» Task directions: Tally the lines that contain the string "sanción" and give the number by itself.

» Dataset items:
====

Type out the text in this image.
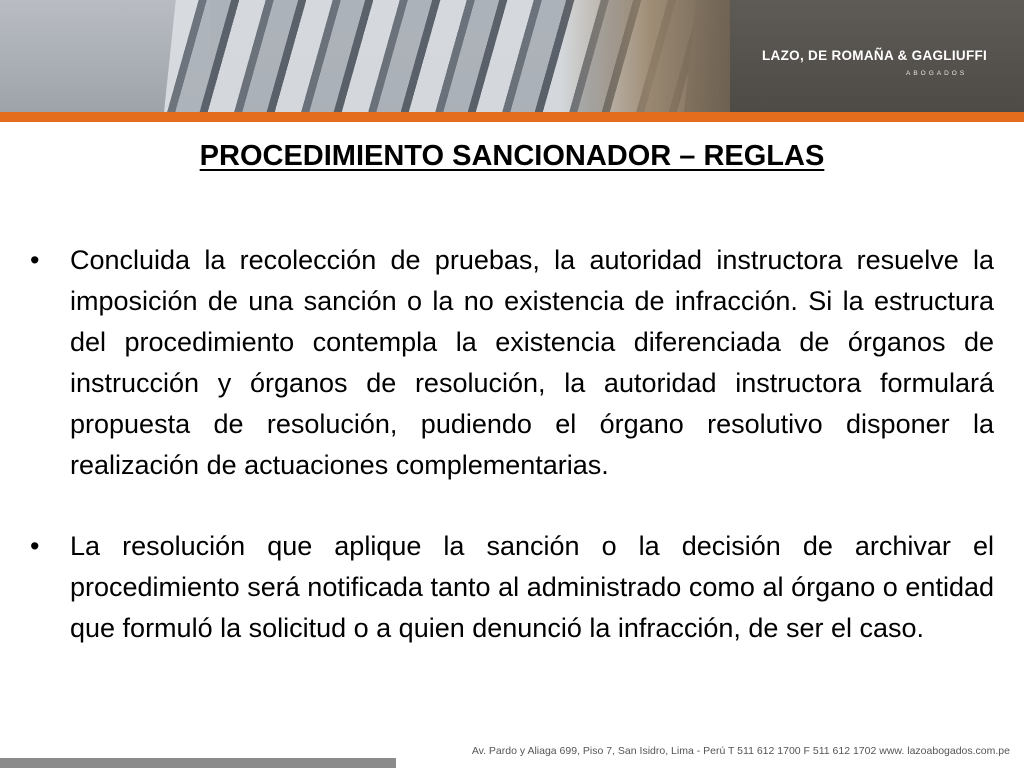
LAZO, DE ROMAÑA & GAGLIUFFI
ABOGADOS
PROCEDIMIENTO SANCIONADOR – REGLAS
• Concluida la recolección de pruebas, la autoridad instructora resuelve la imposición de una sanción o la no existencia de infracción. Si la estructura del procedimiento contempla la existencia diferenciada de órganos de instrucción y órganos de resolución, la autoridad instructora formulará propuesta de resolución, pudiendo el órgano resolutivo disponer la realización de actuaciones complementarias.
• La resolución que aplique la sanción o la decisión de archivar el procedimiento será notificada tanto al administrado como al órgano o entidad que formuló la solicitud o a quien denunció la infracción, de ser el caso.
Av. Pardo y Aliaga 699, Piso 7, San Isidro, Lima - Perú T 511 612 1700 F 511 612 1702 www. lazoabogados.com.pe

====

» Finished task: 2